* _What needs to be done_
Collect each line holding the string "base".

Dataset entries
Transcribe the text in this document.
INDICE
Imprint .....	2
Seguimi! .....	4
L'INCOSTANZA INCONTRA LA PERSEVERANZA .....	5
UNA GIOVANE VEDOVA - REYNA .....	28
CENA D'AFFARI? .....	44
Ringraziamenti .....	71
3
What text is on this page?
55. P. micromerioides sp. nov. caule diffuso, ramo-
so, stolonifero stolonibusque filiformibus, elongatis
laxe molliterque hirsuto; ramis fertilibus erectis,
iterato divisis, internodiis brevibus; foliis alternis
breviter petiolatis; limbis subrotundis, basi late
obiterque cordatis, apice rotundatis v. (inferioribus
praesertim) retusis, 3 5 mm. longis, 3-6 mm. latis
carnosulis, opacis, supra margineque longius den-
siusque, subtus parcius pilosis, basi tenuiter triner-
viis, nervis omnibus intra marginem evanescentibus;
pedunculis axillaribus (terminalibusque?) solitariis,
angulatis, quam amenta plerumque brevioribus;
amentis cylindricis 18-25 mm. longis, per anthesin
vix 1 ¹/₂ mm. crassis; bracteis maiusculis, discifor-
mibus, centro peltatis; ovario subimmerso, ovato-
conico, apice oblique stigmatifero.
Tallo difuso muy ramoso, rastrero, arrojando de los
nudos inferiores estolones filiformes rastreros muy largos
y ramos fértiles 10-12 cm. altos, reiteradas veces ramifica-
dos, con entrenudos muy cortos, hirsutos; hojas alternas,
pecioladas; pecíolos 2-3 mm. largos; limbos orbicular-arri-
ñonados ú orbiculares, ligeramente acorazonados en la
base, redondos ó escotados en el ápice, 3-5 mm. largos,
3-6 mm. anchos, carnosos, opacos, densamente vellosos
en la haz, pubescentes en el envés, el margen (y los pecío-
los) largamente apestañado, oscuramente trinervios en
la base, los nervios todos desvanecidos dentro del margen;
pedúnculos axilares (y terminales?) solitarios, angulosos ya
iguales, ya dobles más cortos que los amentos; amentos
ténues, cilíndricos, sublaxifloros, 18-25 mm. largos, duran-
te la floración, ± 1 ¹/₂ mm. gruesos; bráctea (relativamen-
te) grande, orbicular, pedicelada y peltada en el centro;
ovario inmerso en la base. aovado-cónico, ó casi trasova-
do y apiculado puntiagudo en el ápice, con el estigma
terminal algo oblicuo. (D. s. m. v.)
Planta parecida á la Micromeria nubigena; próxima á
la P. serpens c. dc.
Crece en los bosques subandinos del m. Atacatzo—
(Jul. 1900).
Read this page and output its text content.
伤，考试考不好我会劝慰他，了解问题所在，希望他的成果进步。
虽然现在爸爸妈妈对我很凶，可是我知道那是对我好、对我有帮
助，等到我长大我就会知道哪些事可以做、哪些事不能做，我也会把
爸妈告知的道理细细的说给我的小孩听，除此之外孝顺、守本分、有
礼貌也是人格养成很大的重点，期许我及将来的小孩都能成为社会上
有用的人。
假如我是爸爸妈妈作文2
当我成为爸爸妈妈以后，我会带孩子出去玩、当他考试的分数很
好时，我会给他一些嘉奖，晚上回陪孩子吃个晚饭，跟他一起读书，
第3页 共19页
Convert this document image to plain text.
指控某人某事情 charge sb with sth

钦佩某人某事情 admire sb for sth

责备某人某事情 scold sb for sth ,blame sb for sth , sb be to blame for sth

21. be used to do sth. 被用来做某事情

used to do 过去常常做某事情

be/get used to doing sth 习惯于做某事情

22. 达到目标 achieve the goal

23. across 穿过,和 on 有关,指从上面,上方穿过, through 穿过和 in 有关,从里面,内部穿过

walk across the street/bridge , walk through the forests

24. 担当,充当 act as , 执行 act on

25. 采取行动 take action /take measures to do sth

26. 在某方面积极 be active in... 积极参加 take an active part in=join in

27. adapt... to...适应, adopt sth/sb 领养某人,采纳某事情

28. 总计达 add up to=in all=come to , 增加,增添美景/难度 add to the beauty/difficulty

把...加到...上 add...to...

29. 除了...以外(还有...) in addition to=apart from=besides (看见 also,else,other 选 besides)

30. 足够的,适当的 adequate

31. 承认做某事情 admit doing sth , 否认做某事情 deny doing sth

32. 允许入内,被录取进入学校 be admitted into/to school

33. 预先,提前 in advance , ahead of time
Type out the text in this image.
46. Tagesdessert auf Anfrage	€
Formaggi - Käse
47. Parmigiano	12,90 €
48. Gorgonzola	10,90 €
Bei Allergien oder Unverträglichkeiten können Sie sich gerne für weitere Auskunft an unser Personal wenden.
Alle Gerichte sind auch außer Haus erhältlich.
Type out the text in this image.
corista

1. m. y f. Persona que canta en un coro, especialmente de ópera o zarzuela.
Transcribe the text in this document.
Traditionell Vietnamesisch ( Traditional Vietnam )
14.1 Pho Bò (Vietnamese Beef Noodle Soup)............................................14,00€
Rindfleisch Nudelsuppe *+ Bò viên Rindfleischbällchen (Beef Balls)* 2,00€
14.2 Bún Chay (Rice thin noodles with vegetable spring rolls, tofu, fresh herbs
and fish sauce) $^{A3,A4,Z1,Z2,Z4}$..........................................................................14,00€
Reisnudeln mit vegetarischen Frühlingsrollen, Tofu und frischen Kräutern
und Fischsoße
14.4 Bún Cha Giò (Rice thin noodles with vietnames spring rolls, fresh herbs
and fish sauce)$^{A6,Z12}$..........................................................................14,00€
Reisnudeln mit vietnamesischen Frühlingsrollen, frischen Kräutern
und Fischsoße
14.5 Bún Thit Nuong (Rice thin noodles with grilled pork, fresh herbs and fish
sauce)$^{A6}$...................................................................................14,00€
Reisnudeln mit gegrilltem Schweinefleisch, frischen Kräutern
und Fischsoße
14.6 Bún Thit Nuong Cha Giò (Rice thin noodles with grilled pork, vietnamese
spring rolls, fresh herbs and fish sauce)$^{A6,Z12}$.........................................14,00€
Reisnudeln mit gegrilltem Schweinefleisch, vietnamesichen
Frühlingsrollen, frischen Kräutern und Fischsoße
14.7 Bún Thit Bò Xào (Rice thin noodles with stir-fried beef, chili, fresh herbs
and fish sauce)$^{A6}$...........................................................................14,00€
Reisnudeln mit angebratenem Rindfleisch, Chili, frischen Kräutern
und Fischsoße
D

* _Answer to this exercise_
base, redondos ó escotados en el ápice, 3-5 mm. largos,
la base, los nervios todos desvanecidos dentro del margen;
ovario inmerso en la base. aovado-cónico, ó casi trasova-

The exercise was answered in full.